> Given problem: Write out all the material exactly. Leave nothing out.
•••
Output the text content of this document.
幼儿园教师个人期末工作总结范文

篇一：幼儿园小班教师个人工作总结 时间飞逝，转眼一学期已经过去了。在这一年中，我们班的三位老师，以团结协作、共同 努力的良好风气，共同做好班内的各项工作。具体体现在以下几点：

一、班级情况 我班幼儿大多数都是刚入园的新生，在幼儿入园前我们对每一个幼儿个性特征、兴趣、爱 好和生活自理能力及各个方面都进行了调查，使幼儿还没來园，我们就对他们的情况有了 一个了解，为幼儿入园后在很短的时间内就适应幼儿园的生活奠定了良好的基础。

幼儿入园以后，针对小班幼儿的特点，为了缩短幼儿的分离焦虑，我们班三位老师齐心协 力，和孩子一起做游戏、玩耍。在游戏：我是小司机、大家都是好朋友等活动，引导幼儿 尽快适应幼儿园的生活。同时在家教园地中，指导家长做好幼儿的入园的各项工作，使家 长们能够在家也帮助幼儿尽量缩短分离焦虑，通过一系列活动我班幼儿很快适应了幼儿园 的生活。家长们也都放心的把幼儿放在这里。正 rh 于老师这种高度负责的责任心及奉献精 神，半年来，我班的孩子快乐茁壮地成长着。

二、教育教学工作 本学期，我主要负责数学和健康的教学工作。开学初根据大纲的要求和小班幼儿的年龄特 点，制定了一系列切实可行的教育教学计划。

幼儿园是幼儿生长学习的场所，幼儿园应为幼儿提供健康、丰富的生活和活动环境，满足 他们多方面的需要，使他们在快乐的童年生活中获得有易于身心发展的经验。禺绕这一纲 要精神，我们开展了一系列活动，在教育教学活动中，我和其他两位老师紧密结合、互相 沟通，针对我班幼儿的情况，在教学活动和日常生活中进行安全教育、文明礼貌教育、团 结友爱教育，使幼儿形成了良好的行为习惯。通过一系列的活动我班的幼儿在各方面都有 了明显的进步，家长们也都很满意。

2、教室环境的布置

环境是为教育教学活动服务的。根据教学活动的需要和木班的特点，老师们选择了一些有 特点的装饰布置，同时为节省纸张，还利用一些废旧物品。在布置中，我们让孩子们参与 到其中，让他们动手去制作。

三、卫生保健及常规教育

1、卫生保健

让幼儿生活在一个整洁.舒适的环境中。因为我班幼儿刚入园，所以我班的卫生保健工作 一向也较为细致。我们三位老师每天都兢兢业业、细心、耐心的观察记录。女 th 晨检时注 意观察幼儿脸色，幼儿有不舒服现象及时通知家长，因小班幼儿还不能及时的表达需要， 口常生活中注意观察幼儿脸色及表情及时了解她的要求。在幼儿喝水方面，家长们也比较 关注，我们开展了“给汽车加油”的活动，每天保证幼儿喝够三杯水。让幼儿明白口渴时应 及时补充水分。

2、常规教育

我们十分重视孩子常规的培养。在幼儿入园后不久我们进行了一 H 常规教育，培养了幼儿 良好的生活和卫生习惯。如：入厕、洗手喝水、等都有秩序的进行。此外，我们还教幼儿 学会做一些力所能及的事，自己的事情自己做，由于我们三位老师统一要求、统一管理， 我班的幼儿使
•••
> Full solution:
Output the text content of this document.
幼儿园教师个人期末工作总结范文

篇一：幼儿园小班教师个人工作总结 时间飞逝，转眼一学期已经过去了。在这一年中，我们班的三位老师，以团结协作、共同 努力的良好风气，共同做好班内的各项工作。具体体现在以下几点：

一、班级情况 我班幼儿大多数都是刚入园的新生，在幼儿入园前我们对每一个幼儿个性特征、兴趣、爱 好和生活自理能力及各个方面都进行了调查，使幼儿还没來园，我们就对他们的情况有了 一个了解，为幼儿入园后在很短的时间内就适应幼儿园的生活奠定了良好的基础。

幼儿入园以后，针对小班幼儿的特点，为了缩短幼儿的分离焦虑，我们班三位老师齐心协 力，和孩子一起做游戏、玩耍。在游戏：我是小司机、大家都是好朋友等活动，引导幼儿 尽快适应幼儿园的生活。同时在家教园地中，指导家长做好幼儿的入园的各项工作，使家 长们能够在家也帮助幼儿尽量缩短分离焦虑，通过一系列活动我班幼儿很快适应了幼儿园 的生活。家长们也都放心的把幼儿放在这里。正 rh 于老师这种高度负责的责任心及奉献精 神，半年来，我班的孩子快乐茁壮地成长着。

二、教育教学工作 本学期，我主要负责数学和健康的教学工作。开学初根据大纲的要求和小班幼儿的年龄特 点，制定了一系列切实可行的教育教学计划。

幼儿园是幼儿生长学习的场所，幼儿园应为幼儿提供健康、丰富的生活和活动环境，满足 他们多方面的需要，使他们在快乐的童年生活中获得有易于身心发展的经验。禺绕这一纲 要精神，我们开展了一系列活动，在教育教学活动中，我和其他两位老师紧密结合、互相 沟通，针对我班幼儿的情况，在教学活动和日常生活中进行安全教育、文明礼貌教育、团 结友爱教育，使幼儿形成了良好的行为习惯。通过一系列的活动我班的幼儿在各方面都有 了明显的进步，家长们也都很满意。

2、教室环境的布置

环境是为教育教学活动服务的。根据教学活动的需要和木班的特点，老师们选择了一些有 特点的装饰布置，同时为节省纸张，还利用一些废旧物品。在布置中，我们让孩子们参与 到其中，让他们动手去制作。

三、卫生保健及常规教育

1、卫生保健

让幼儿生活在一个整洁.舒适的环境中。因为我班幼儿刚入园，所以我班的卫生保健工作 一向也较为细致。我们三位老师每天都兢兢业业、细心、耐心的观察记录。女 th 晨检时注 意观察幼儿脸色，幼儿有不舒服现象及时通知家长，因小班幼儿还不能及时的表达需要， 口常生活中注意观察幼儿脸色及表情及时了解她的要求。在幼儿喝水方面，家长们也比较 关注，我们开展了“给汽车加油”的活动，每天保证幼儿喝够三杯水。让幼儿明白口渴时应 及时补充水分。

2、常规教育

我们十分重视孩子常规的培养。在幼儿入园后不久我们进行了一 H 常规教育，培养了幼儿 良好的生活和卫生习惯。如：入厕、洗手喝水、等都有秩序的进行。此外，我们还教幼儿 学会做一些力所能及的事，自己的事情自己做，由于我们三位老师统一要求、统一管理， 我班的幼儿使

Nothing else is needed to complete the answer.